(Extracted data entries)
• • • •
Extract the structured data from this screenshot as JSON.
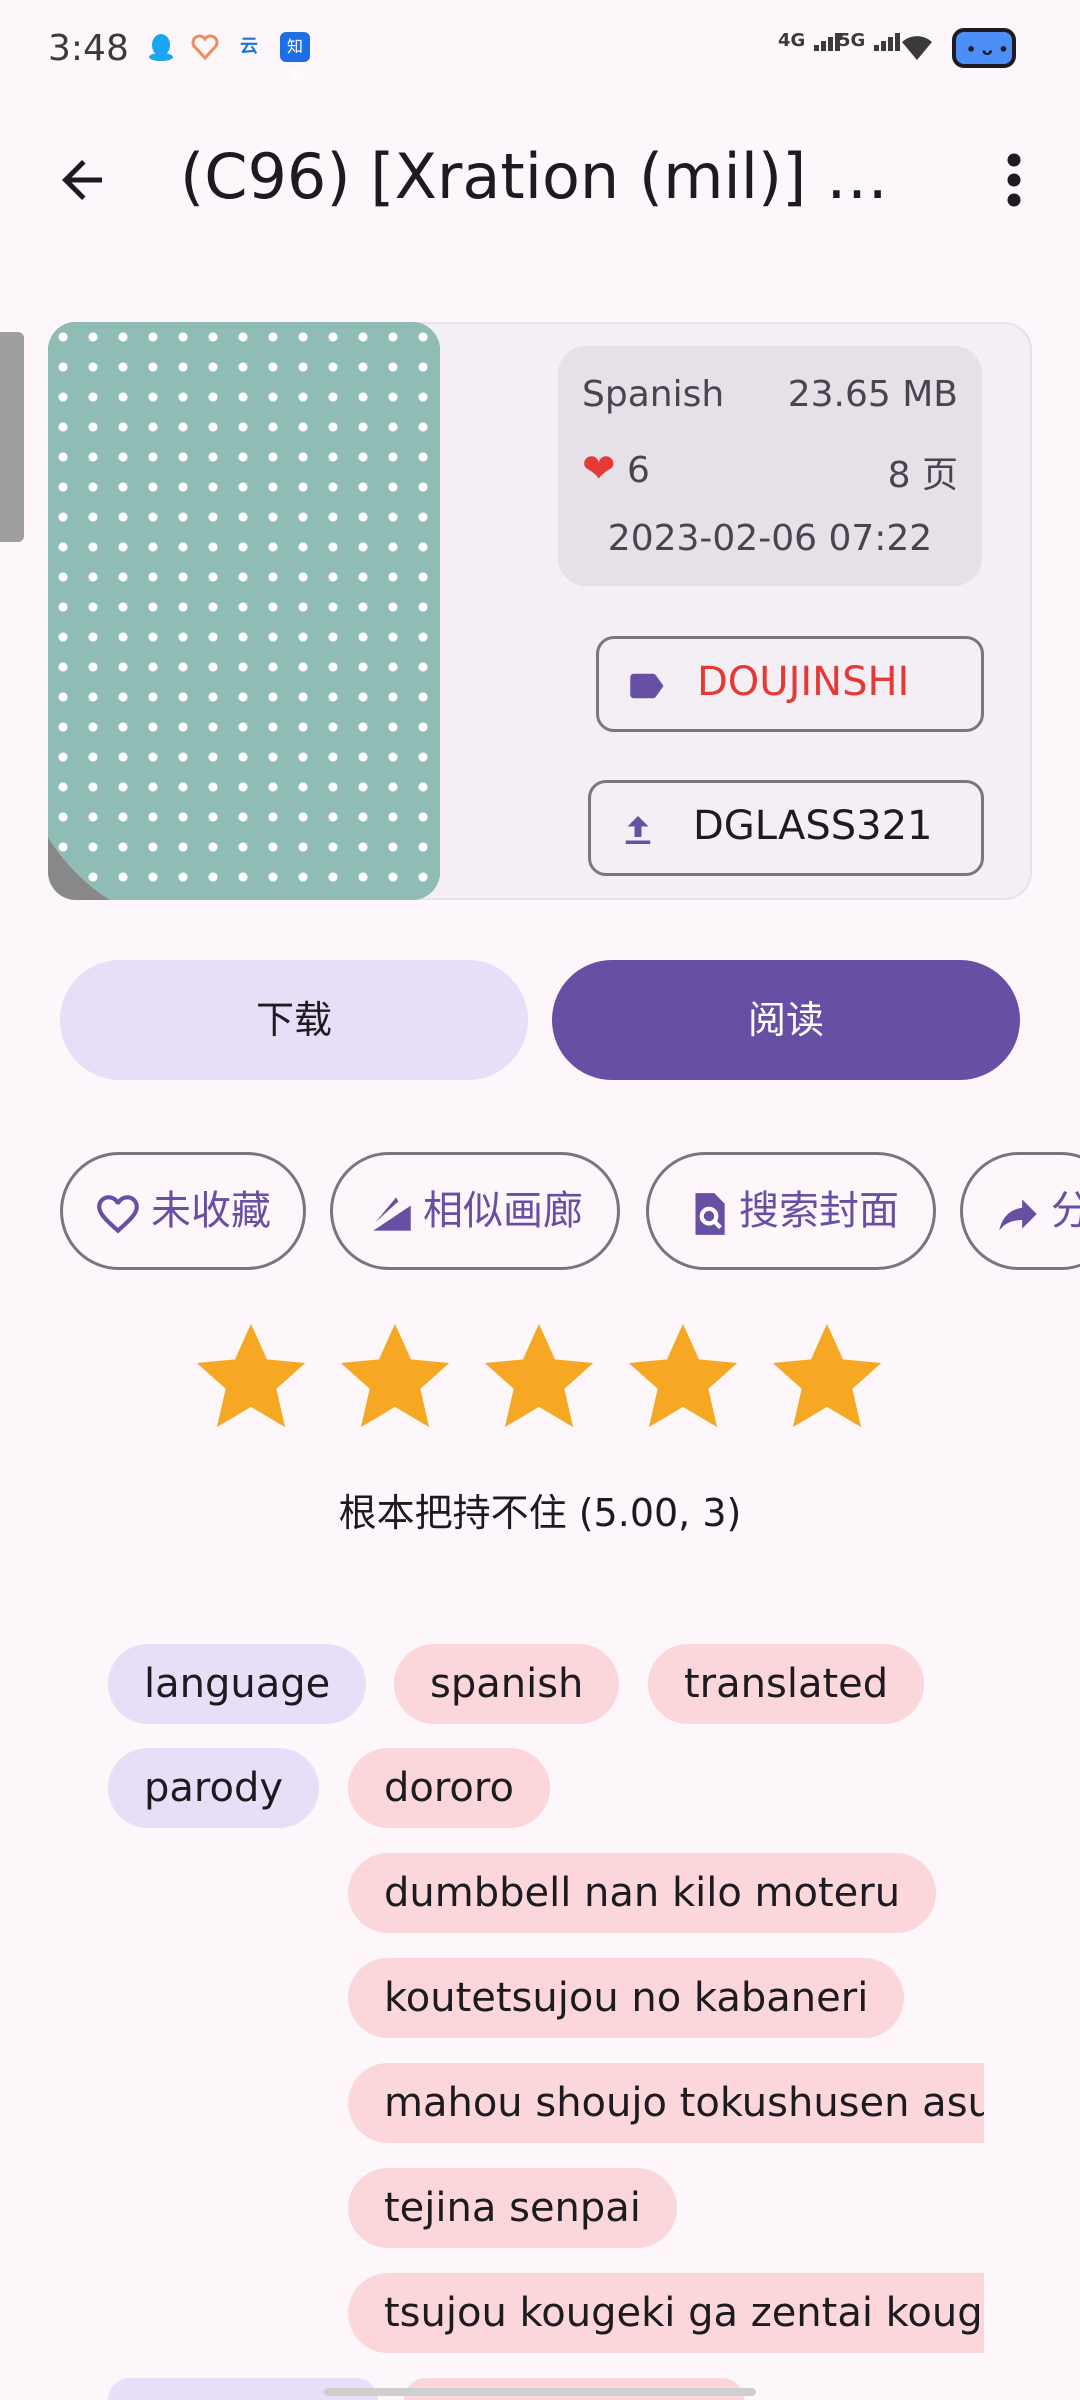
{
  "status_bar": {
    "time": "3:48",
    "network_1": "4G",
    "network_2": "5G",
    "notification_icons": [
      "qq-icon",
      "health-icon",
      "cloud-icon",
      "zhihu-icon"
    ],
    "zhihu_label": "知乎",
    "cloud_label": "云"
  },
  "app_bar": {
    "title": "(C96) [Xration (mil)] b…"
  },
  "gallery": {
    "language": "Spanish",
    "size": "23.65 MB",
    "favorites_count": "6",
    "pages": "8 页",
    "date": "2023-02-06 07:22",
    "category": "DOUJINSHI",
    "category_color": "#e53935",
    "uploader": "DGLASS321"
  },
  "actions": {
    "download": "下载",
    "read": "阅读"
  },
  "chips": {
    "favorite": "未收藏",
    "similar": "相似画廊",
    "search_cover": "搜索封面",
    "share": "分"
  },
  "rating": {
    "stars": 5,
    "text": "根本把持不住 (5.00, 3)"
  },
  "tags": {
    "language_ns": "language",
    "language_values": [
      "spanish",
      "translated"
    ],
    "parody_ns": "parody",
    "parody_values": [
      "dororo",
      "dumbbell nan kilo moteru",
      "koutetsujou no kabaneri",
      "mahou shoujo tokushusen asuka",
      "tejina senpai",
      "tsujou kougeki ga zentai kougeki de ni-kai kougeki no okaasan wa suki desu ka"
    ]
  },
  "colors": {
    "primary": "#6750a4",
    "secondary_container": "#e8def8",
    "tag_value": "#fbd7db",
    "star": "#f6a824"
  }
}
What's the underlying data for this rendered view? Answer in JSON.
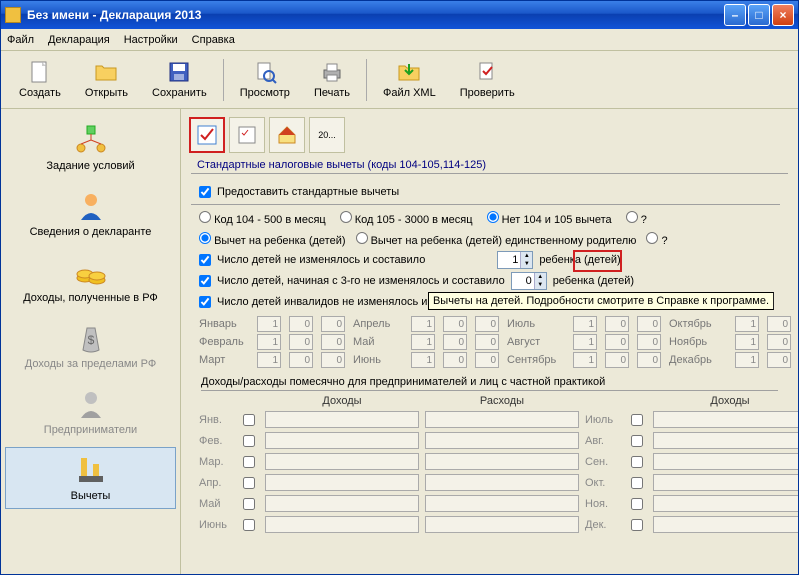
{
  "title": "Без имени - Декларация 2013",
  "menu": {
    "file": "Файл",
    "decl": "Декларация",
    "settings": "Настройки",
    "help": "Справка"
  },
  "toolbar": {
    "create": "Создать",
    "open": "Открыть",
    "save": "Сохранить",
    "view": "Просмотр",
    "print": "Печать",
    "xml": "Файл XML",
    "check": "Проверить"
  },
  "sidebar": [
    {
      "label": "Задание условий"
    },
    {
      "label": "Сведения о декларанте"
    },
    {
      "label": "Доходы, полученные в РФ"
    },
    {
      "label": "Доходы за пределами РФ"
    },
    {
      "label": "Предприниматели"
    },
    {
      "label": "Вычеты"
    }
  ],
  "mini_tb": {
    "doc_no": "20..."
  },
  "section": {
    "title": "Стандартные налоговые вычеты (коды 104-105,114-125)",
    "provide": "Предоставить стандартные вычеты",
    "opt1": "Код 104 - 500 в месяц",
    "opt2": "Код 105 - 3000 в месяц",
    "opt3": "Нет 104 и 105 вычета",
    "child1": "Вычет на ребенка (детей)",
    "child2": "Вычет на ребенка (детей) единственному родителю",
    "count1": "Число детей не изменялось и составило",
    "count2": "Число детей, начиная с 3-го не изменялось и составило",
    "count3": "Число детей инвалидов не изменялось и составило",
    "suffix": "ребенка (детей)",
    "spin1": "1",
    "spin2": "0",
    "q": "?",
    "tooltip": "Вычеты на детей. Подробности смотрите в Справке к программе."
  },
  "months": {
    "m1": "Январь",
    "m2": "Февраль",
    "m3": "Март",
    "m4": "Апрель",
    "m5": "Май",
    "m6": "Июнь",
    "m7": "Июль",
    "m8": "Август",
    "m9": "Сентябрь",
    "m10": "Октябрь",
    "m11": "Ноябрь",
    "m12": "Декабрь",
    "v1": "1",
    "v0": "0"
  },
  "income": {
    "title": "Доходы/расходы помесячно для предпринимателей и лиц с частной практикой",
    "heads": {
      "inc": "Доходы",
      "exp": "Расходы"
    },
    "rows": {
      "r1a": "Янв.",
      "r1b": "Июль",
      "r2a": "Фев.",
      "r2b": "Авг.",
      "r3a": "Мар.",
      "r3b": "Сен.",
      "r4a": "Апр.",
      "r4b": "Окт.",
      "r5a": "Май",
      "r5b": "Ноя.",
      "r6a": "Июнь",
      "r6b": "Дек."
    }
  }
}
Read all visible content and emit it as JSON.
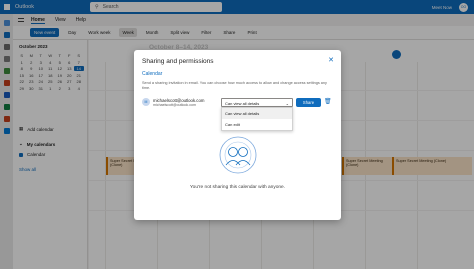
{
  "titlebar": {
    "app_name": "Outlook",
    "search_placeholder": "Search",
    "meet_now": "Meet Now",
    "avatar_initials": "OO"
  },
  "ribbon": {
    "tabs": [
      "Home",
      "View",
      "Help"
    ]
  },
  "toolbar": {
    "new_event": "New event",
    "day": "Day",
    "work_week": "Work week",
    "week": "Week",
    "month": "Month",
    "split_view": "Split view",
    "filter": "Filter",
    "share": "Share",
    "print": "Print"
  },
  "sidebar": {
    "month": "October 2023",
    "weekdays": [
      "S",
      "M",
      "T",
      "W",
      "T",
      "F",
      "S"
    ],
    "days": [
      "1",
      "2",
      "3",
      "4",
      "5",
      "6",
      "7",
      "8",
      "9",
      "10",
      "11",
      "12",
      "13",
      "14",
      "15",
      "16",
      "17",
      "18",
      "19",
      "20",
      "21",
      "22",
      "23",
      "24",
      "25",
      "26",
      "27",
      "28",
      "29",
      "30",
      "31",
      "1",
      "2",
      "3",
      "4"
    ],
    "add_calendar": "Add calendar",
    "my_calendars": "My calendars",
    "calendar": "Calendar",
    "show_all": "Show all"
  },
  "calendar": {
    "range": "October 8–14, 2023",
    "event_label": "Super Secret Meeting (Clone)"
  },
  "dialog": {
    "title": "Sharing and permissions",
    "section": "Calendar",
    "description": "Send a sharing invitation in email. You can choose how much access to allow and change access settings any time.",
    "person_initials": "M",
    "person_email": "michaelscott@outlook.com",
    "person_email_secondary": "michaelscott@outlook.com",
    "permission_value": "Can view all details",
    "permission_options": [
      "Can view all details",
      "Can edit"
    ],
    "share_label": "Share",
    "empty_message": "You're not sharing this calendar with anyone."
  },
  "colors": {
    "brand": "#0f6cbd",
    "event_bg": "#fbe3c8"
  },
  "icons": [
    "waffle-icon",
    "search-icon",
    "close-icon",
    "trash-icon",
    "chevron-down-icon",
    "people-illustration"
  ]
}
• • • •
- **GIVEN REQUEST**
Pictures are to be left out; repeat all the remaining data exactly.

- **OUTPUT FOR THIS EXERCISE**
Extract the structured data from this screenshot as JSON.
{
  "status_bar": {
    "time": "3:48",
    "network_1": "4G",
    "network_2": "5G",
    "notification_icons": [
      "qq-icon",
      "health-icon",
      "cloud-icon",
      "zhihu-icon"
    ],
    "zhihu_label": "知乎",
    "cloud_label": "云"
  },
  "app_bar": {
    "title": "(C96) [Xration (mil)] b…"
  },
  "gallery": {
    "language": "Spanish",
    "size": "23.65 MB",
    "favorites_count": "6",
    "pages": "8 页",
    "date": "2023-02-06 07:22",
    "category": "DOUJINSHI",
    "category_color": "#e53935",
    "uploader": "DGLASS321"
  },
  "actions": {
    "download": "下载",
    "read": "阅读"
  },
  "chips": {
    "favorite": "未收藏",
    "similar": "相似画廊",
    "search_cover": "搜索封面",
    "share": "分"
  },
  "rating": {
    "stars": 5,
    "text": "根本把持不住 (5.00, 3)"
  },
  "tags": {
    "language_ns": "language",
    "language_values": [
      "spanish",
      "translated"
    ],
    "parody_ns": "parody",
    "parody_values": [
      "dororo",
      "dumbbell nan kilo moteru",
      "koutetsujou no kabaneri",
      "mahou shoujo tokushusen asuka",
      "tejina senpai",
      "tsujou kougeki ga zentai kougeki de ni-kai kougeki no okaasan wa suki desu ka"
    ]
  },
  "colors": {
    "primary": "#6750a4",
    "secondary_container": "#e8def8",
    "tag_value": "#fbd7db",
    "star": "#f6a824"
  }
}
What's the underlying data for this rendered view? Answer in JSON.
{
  "title": "Без имени - Декларация 2013",
  "menu": {
    "file": "Файл",
    "decl": "Декларация",
    "settings": "Настройки",
    "help": "Справка"
  },
  "toolbar": {
    "create": "Создать",
    "open": "Открыть",
    "save": "Сохранить",
    "view": "Просмотр",
    "print": "Печать",
    "xml": "Файл XML",
    "check": "Проверить"
  },
  "sidebar": [
    {
      "label": "Задание условий"
    },
    {
      "label": "Сведения о декларанте"
    },
    {
      "label": "Доходы, полученные в РФ"
    },
    {
      "label": "Доходы за пределами РФ"
    },
    {
      "label": "Предприниматели"
    },
    {
      "label": "Вычеты"
    }
  ],
  "mini_tb": {
    "doc_no": "20..."
  },
  "section": {
    "title": "Стандартные налоговые вычеты (коды 104-105,114-125)",
    "provide": "Предоставить стандартные вычеты",
    "opt1": "Код 104 - 500 в месяц",
    "opt2": "Код 105 - 3000 в месяц",
    "opt3": "Нет 104 и 105 вычета",
    "child1": "Вычет на ребенка (детей)",
    "child2": "Вычет на ребенка (детей) единственному родителю",
    "count1": "Число детей не изменялось и составило",
    "count2": "Число детей, начиная с 3-го не изменялось и составило",
    "count3": "Число детей инвалидов не изменялось и составило",
    "suffix": "ребенка (детей)",
    "spin1": "1",
    "spin2": "0",
    "q": "?",
    "tooltip": "Вычеты на детей. Подробности смотрите в Справке к программе."
  },
  "months": {
    "m1": "Январь",
    "m2": "Февраль",
    "m3": "Март",
    "m4": "Апрель",
    "m5": "Май",
    "m6": "Июнь",
    "m7": "Июль",
    "m8": "Август",
    "m9": "Сентябрь",
    "m10": "Октябрь",
    "m11": "Ноябрь",
    "m12": "Декабрь",
    "v1": "1",
    "v0": "0"
  },
  "income": {
    "title": "Доходы/расходы помесячно для предпринимателей и лиц с частной практикой",
    "heads": {
      "inc": "Доходы",
      "exp": "Расходы"
    },
    "rows": {
      "r1a": "Янв.",
      "r1b": "Июль",
      "r2a": "Фев.",
      "r2b": "Авг.",
      "r3a": "Мар.",
      "r3b": "Сен.",
      "r4a": "Апр.",
      "r4b": "Окт.",
      "r5a": "Май",
      "r5b": "Ноя.",
      "r6a": "Июнь",
      "r6b": "Дек."
    }
  }
}
Read all visible content and emit it as JSON.
{
  "titlebar": {
    "app_name": "Outlook",
    "search_placeholder": "Search",
    "meet_now": "Meet Now",
    "avatar_initials": "OO"
  },
  "ribbon": {
    "tabs": [
      "Home",
      "View",
      "Help"
    ]
  },
  "toolbar": {
    "new_event": "New event",
    "day": "Day",
    "work_week": "Work week",
    "week": "Week",
    "month": "Month",
    "split_view": "Split view",
    "filter": "Filter",
    "share": "Share",
    "print": "Print"
  },
  "sidebar": {
    "month": "October 2023",
    "weekdays": [
      "S",
      "M",
      "T",
      "W",
      "T",
      "F",
      "S"
    ],
    "days": [
      "1",
      "2",
      "3",
      "4",
      "5",
      "6",
      "7",
      "8",
      "9",
      "10",
      "11",
      "12",
      "13",
      "14",
      "15",
      "16",
      "17",
      "18",
      "19",
      "20",
      "21",
      "22",
      "23",
      "24",
      "25",
      "26",
      "27",
      "28",
      "29",
      "30",
      "31",
      "1",
      "2",
      "3",
      "4"
    ],
    "add_calendar": "Add calendar",
    "my_calendars": "My calendars",
    "calendar": "Calendar",
    "show_all": "Show all"
  },
  "calendar": {
    "range": "October 8–14, 2023",
    "event_label": "Super Secret Meeting (Clone)"
  },
  "dialog": {
    "title": "Sharing and permissions",
    "section": "Calendar",
    "description": "Send a sharing invitation in email. You can choose how much access to allow and change access settings any time.",
    "person_initials": "M",
    "person_email": "michaelscott@outlook.com",
    "person_email_secondary": "michaelscott@outlook.com",
    "permission_value": "Can view all details",
    "permission_options": [
      "Can view all details",
      "Can edit"
    ],
    "share_label": "Share",
    "empty_message": "You're not sharing this calendar with anyone."
  },
  "colors": {
    "brand": "#0f6cbd",
    "event_bg": "#fbe3c8"
  },
  "icons": [
    "waffle-icon",
    "search-icon",
    "close-icon",
    "trash-icon",
    "chevron-down-icon",
    "people-illustration"
  ]
}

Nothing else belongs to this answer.